(Items from a dataset)
↓

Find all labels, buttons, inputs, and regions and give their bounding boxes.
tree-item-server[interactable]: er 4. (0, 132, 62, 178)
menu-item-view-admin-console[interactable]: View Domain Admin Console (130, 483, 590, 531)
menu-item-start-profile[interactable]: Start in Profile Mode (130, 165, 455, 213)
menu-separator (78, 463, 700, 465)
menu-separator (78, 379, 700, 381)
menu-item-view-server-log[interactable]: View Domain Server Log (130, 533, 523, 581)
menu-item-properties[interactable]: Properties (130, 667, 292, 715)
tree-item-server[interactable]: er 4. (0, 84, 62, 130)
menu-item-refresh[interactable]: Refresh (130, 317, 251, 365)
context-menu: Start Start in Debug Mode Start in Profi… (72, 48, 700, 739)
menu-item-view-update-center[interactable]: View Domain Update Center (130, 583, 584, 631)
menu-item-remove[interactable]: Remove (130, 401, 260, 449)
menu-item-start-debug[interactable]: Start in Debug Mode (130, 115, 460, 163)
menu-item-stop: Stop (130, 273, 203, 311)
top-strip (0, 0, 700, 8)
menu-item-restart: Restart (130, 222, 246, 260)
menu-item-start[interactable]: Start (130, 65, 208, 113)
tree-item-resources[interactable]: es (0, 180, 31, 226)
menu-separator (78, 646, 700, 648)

↑

◆ REQUIREMENT:
Which lines of the records contain the string "server"? Filter them out of the rest and copy each one, treating case as significant.

◆ TASK SOLUTION:
tree-item-server[interactable]: er 4. (0, 132, 62, 178)
menu-item-view-server-log[interactable]: View Domain Server Log (130, 533, 523, 581)
tree-item-server[interactable]: er 4. (0, 84, 62, 130)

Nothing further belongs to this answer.